══ Stored data ══

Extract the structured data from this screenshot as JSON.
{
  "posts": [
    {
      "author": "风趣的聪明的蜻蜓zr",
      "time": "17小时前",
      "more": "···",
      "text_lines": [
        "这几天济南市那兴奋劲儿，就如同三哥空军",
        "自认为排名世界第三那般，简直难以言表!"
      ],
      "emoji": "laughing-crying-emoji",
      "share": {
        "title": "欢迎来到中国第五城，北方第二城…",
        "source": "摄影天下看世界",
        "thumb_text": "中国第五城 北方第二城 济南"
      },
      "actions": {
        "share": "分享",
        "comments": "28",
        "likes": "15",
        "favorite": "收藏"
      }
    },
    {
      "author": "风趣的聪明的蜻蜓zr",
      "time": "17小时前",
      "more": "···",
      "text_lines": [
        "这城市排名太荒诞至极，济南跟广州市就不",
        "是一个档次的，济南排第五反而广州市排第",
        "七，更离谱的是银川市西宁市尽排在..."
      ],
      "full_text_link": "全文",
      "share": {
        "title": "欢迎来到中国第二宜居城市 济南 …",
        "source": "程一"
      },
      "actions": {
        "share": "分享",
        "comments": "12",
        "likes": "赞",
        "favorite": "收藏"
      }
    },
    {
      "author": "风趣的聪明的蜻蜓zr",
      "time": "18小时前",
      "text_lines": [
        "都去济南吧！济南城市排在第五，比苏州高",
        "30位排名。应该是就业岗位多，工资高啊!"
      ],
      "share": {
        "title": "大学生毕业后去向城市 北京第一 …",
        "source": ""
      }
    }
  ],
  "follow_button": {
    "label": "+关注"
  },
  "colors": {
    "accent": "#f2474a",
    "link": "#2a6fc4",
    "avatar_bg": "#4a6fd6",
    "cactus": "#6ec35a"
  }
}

═══
══ Stored data ══

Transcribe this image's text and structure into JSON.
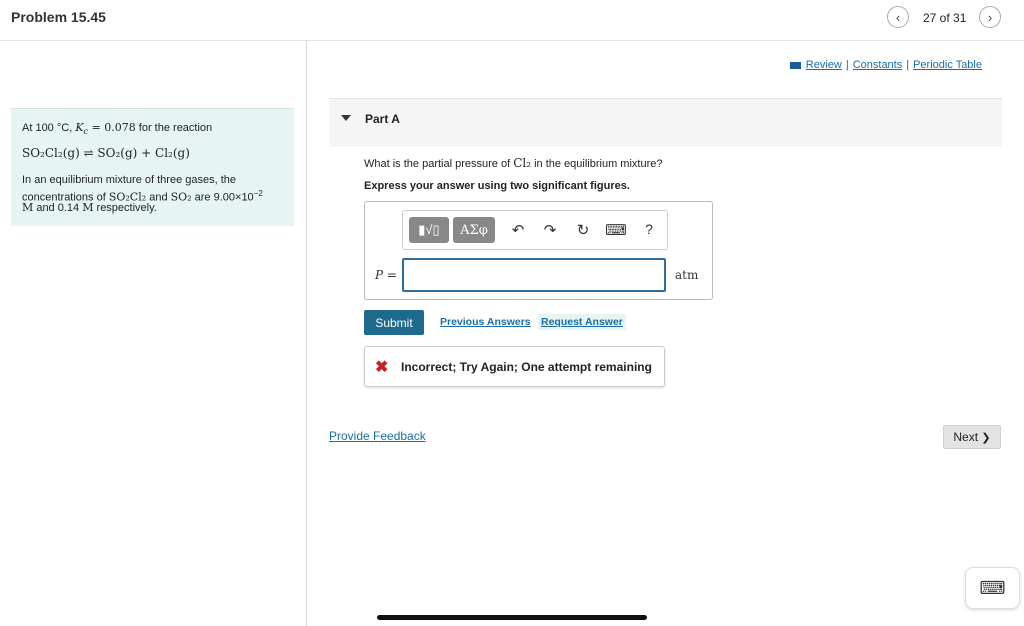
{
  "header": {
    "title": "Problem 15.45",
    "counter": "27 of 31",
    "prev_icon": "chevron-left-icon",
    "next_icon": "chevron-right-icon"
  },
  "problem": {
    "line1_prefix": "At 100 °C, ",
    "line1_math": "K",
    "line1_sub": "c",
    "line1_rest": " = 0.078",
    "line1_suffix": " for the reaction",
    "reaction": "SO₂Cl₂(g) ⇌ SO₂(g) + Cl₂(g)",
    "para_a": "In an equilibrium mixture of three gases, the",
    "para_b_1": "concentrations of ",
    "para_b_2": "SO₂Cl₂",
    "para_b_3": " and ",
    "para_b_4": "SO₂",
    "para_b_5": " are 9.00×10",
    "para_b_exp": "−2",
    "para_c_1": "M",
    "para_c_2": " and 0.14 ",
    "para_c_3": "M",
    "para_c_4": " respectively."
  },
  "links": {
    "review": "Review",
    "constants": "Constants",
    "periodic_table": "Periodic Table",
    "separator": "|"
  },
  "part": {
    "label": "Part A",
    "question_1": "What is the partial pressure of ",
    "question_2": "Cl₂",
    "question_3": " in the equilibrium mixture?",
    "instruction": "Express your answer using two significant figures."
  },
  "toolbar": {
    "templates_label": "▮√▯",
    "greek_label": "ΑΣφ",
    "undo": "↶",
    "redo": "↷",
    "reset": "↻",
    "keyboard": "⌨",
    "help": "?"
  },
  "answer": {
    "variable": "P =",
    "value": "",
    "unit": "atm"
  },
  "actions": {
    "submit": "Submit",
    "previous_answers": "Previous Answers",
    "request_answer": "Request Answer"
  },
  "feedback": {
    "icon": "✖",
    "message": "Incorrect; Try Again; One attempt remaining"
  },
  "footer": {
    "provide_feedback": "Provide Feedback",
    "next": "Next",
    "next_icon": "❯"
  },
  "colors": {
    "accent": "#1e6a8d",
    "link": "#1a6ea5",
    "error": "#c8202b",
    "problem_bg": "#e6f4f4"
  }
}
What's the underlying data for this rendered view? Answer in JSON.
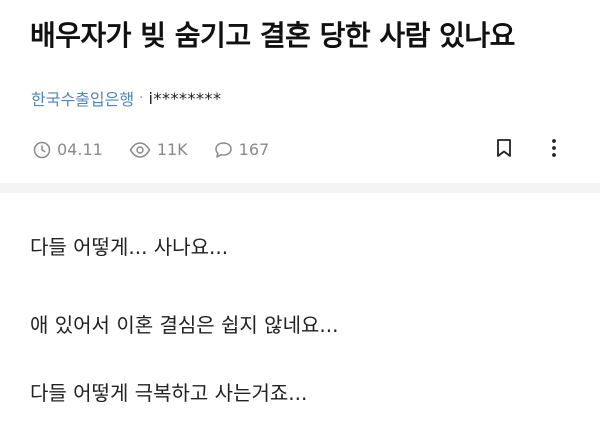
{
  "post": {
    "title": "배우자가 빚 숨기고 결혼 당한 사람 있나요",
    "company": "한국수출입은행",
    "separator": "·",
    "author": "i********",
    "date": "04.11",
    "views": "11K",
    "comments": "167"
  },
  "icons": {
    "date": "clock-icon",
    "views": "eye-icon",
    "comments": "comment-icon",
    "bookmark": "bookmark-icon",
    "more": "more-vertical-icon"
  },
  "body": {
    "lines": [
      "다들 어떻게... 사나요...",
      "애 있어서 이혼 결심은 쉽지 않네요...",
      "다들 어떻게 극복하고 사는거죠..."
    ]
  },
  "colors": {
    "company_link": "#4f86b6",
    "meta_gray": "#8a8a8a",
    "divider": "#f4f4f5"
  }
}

═══
══ Stored data ══

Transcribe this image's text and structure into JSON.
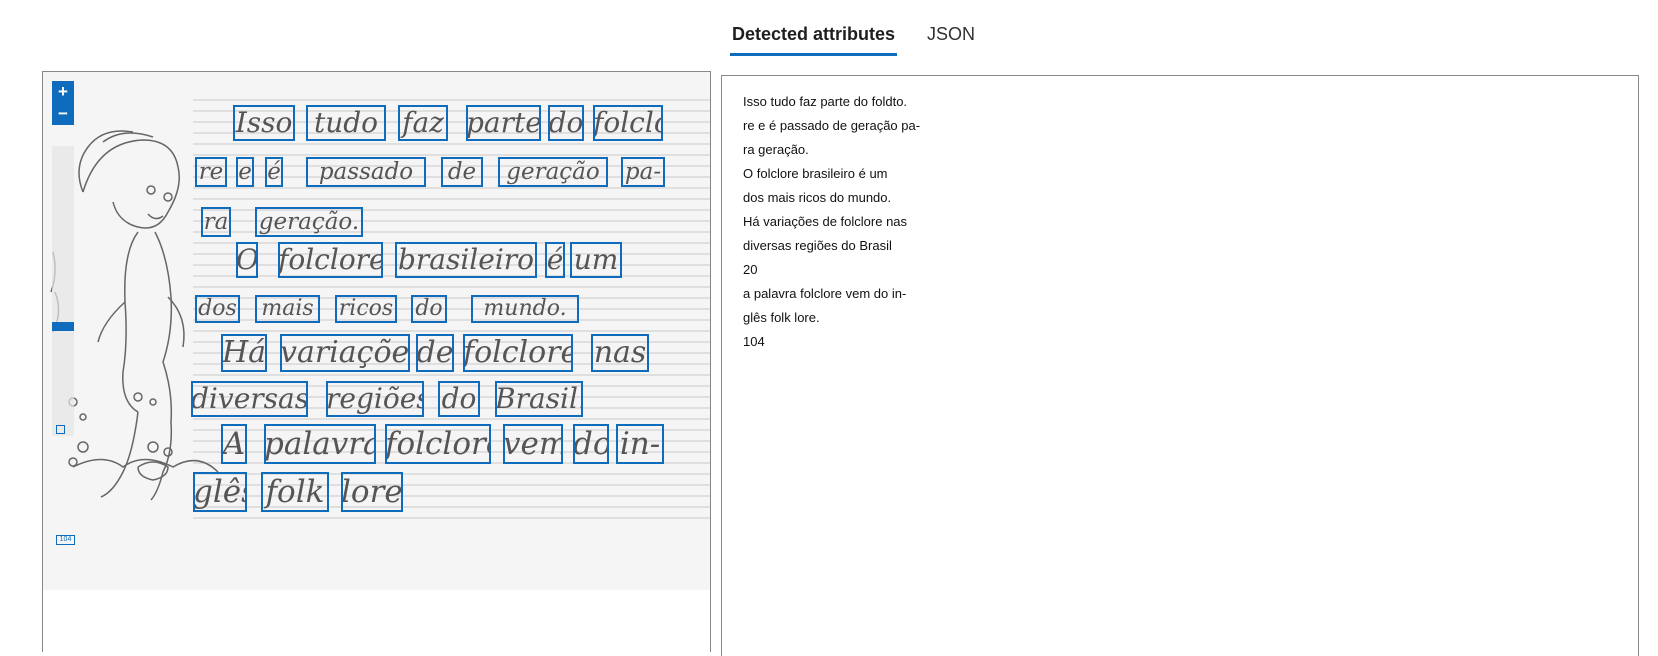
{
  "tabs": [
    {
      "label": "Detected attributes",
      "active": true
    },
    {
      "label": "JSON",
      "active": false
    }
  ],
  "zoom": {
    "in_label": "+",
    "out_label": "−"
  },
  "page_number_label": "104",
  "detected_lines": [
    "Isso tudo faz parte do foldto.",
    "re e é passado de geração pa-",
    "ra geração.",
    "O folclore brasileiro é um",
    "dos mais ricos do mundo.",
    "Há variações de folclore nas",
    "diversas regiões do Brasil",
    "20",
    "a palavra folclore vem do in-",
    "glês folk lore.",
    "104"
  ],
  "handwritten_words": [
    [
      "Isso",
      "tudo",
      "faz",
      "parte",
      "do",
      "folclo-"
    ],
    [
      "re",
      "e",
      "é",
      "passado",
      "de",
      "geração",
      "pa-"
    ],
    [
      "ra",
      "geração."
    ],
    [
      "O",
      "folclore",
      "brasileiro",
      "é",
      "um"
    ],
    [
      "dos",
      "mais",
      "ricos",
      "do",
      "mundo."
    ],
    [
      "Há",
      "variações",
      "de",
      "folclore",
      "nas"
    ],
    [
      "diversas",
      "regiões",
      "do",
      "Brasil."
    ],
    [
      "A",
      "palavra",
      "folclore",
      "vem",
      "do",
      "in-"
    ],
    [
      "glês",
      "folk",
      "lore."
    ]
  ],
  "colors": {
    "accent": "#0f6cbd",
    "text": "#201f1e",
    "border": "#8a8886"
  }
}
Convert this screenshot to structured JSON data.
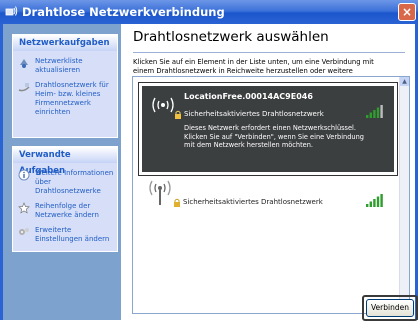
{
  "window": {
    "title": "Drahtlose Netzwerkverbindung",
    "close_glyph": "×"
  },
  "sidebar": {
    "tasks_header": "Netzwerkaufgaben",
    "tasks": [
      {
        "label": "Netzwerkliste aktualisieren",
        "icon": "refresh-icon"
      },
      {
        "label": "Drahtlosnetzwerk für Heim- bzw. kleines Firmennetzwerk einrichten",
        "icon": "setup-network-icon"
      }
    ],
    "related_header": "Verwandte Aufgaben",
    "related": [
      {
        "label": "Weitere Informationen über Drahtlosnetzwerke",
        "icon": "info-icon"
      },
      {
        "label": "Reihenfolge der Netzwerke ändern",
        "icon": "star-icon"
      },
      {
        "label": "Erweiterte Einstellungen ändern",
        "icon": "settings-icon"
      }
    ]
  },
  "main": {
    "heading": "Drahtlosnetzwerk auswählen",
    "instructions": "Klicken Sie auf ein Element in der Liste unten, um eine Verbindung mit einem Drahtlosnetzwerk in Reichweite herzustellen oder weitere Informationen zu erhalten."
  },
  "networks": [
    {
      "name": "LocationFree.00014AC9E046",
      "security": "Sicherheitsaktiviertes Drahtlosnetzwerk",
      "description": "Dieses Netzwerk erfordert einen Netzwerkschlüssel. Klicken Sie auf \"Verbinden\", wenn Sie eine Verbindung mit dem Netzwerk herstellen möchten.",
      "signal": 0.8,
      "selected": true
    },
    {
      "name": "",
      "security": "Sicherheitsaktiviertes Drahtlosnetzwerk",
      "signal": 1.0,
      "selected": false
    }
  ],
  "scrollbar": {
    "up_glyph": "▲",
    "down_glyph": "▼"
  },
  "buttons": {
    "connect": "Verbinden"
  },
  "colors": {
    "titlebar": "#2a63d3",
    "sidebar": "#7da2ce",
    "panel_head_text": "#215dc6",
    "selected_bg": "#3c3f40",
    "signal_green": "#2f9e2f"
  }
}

═══

## Task statement
Using the material above, report each line where "Informationen" occurs.

## Task solution
        "label": "Weitere Informationen über Drahtlosnetzwerke",
    "instructions": "Klicken Sie auf ein Element in der Liste unten, um eine Verbindung mit einem Drahtlosnetzwerk in Reichweite herzustellen oder weitere Informationen zu erhalten."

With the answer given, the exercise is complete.